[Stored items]

+---+

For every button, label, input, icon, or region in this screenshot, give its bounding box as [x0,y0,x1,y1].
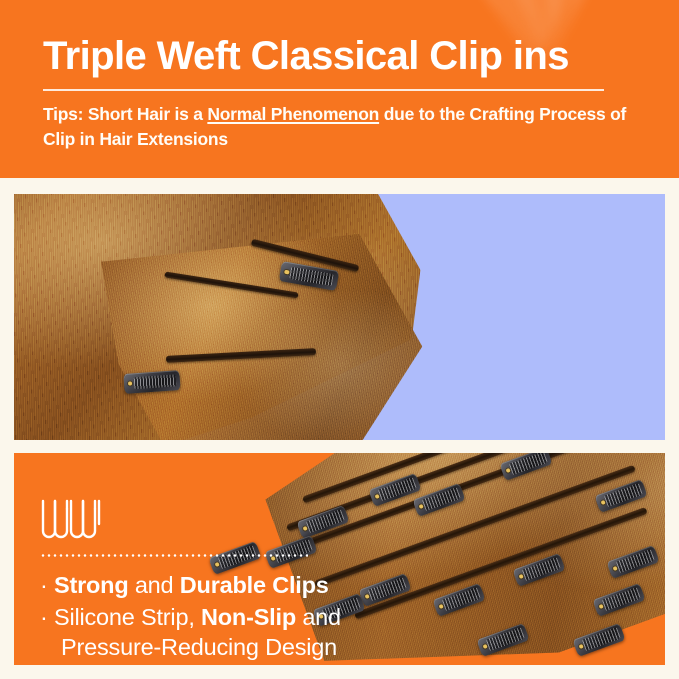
bullet-text: and [296,604,341,630]
bullet-text-emphasis: Non-Slip [201,604,296,630]
tips-text: Tips: Short Hair is a Normal Phenomenon … [43,91,628,152]
snap-clip [123,370,180,394]
tips-highlight: Normal Phenomenon [207,104,379,124]
header-banner: Triple Weft Classical Clip ins Tips: Sho… [0,0,679,178]
feature-text-block-bottom: · Strong and Durable Clips · Silicone St… [40,498,460,662]
product-infographic: Triple Weft Classical Clip ins Tips: Sho… [0,0,679,679]
bullet-marker: · [40,604,54,630]
feature-panel-clips: · Strong and Durable Clips · Silicone St… [14,453,665,665]
triple-weft-icon [40,498,102,542]
bullet-text-emphasis: Strong [54,572,129,598]
feature-panel-triple-weft: · Triple Weft · More Invisible, Flatter [14,194,665,440]
bullet-text-emphasis: Durable Clips [180,572,329,598]
feature-bullet-bottom-2: · Silicone Strip, Non-Slip and [40,600,460,632]
bullet-text: Pressure-Reducing Design [61,634,337,660]
page-title: Triple Weft Classical Clip ins [43,0,647,81]
bullet-marker: · [40,572,54,598]
feature-bullet-bottom-1: · Strong and Durable Clips [40,557,460,600]
bullet-text: Silicone Strip, [54,604,201,630]
bullet-text: and [128,572,179,598]
feature-bullet-bottom-3: Pressure-Reducing Design [40,632,460,662]
tips-prefix: Tips: Short Hair is a [43,104,207,124]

+---+

Requirements: Rewrite every one of the stored items above with "Pressure-Reducing" replaced by "Comfort-Focused" wherever it occurs, keeping everything else the same. Leave the pictures out of your answer.

Expected answer:
For every button, label, input, icon, or region in this screenshot, give its bounding box as [x0,y0,x1,y1].
bullet-text: and [296,604,341,630]
bullet-text-emphasis: Non-Slip [201,604,296,630]
tips-text: Tips: Short Hair is a Normal Phenomenon … [43,91,628,152]
snap-clip [123,370,180,394]
tips-highlight: Normal Phenomenon [207,104,379,124]
header-banner: Triple Weft Classical Clip ins Tips: Sho… [0,0,679,178]
feature-text-block-bottom: · Strong and Durable Clips · Silicone St… [40,498,460,662]
product-infographic: Triple Weft Classical Clip ins Tips: Sho… [0,0,679,679]
bullet-marker: · [40,604,54,630]
feature-panel-clips: · Strong and Durable Clips · Silicone St… [14,453,665,665]
triple-weft-icon [40,498,102,542]
bullet-text-emphasis: Strong [54,572,129,598]
feature-panel-triple-weft: · Triple Weft · More Invisible, Flatter [14,194,665,440]
bullet-text-emphasis: Durable Clips [180,572,329,598]
feature-bullet-bottom-2: · Silicone Strip, Non-Slip and [40,600,460,632]
bullet-text: Comfort-Focused Design [61,634,337,660]
page-title: Triple Weft Classical Clip ins [43,0,647,81]
bullet-marker: · [40,572,54,598]
feature-bullet-bottom-1: · Strong and Durable Clips [40,557,460,600]
bullet-text: Silicone Strip, [54,604,201,630]
bullet-text: and [128,572,179,598]
feature-bullet-bottom-3: Comfort-Focused Design [40,632,460,662]
tips-prefix: Tips: Short Hair is a [43,104,207,124]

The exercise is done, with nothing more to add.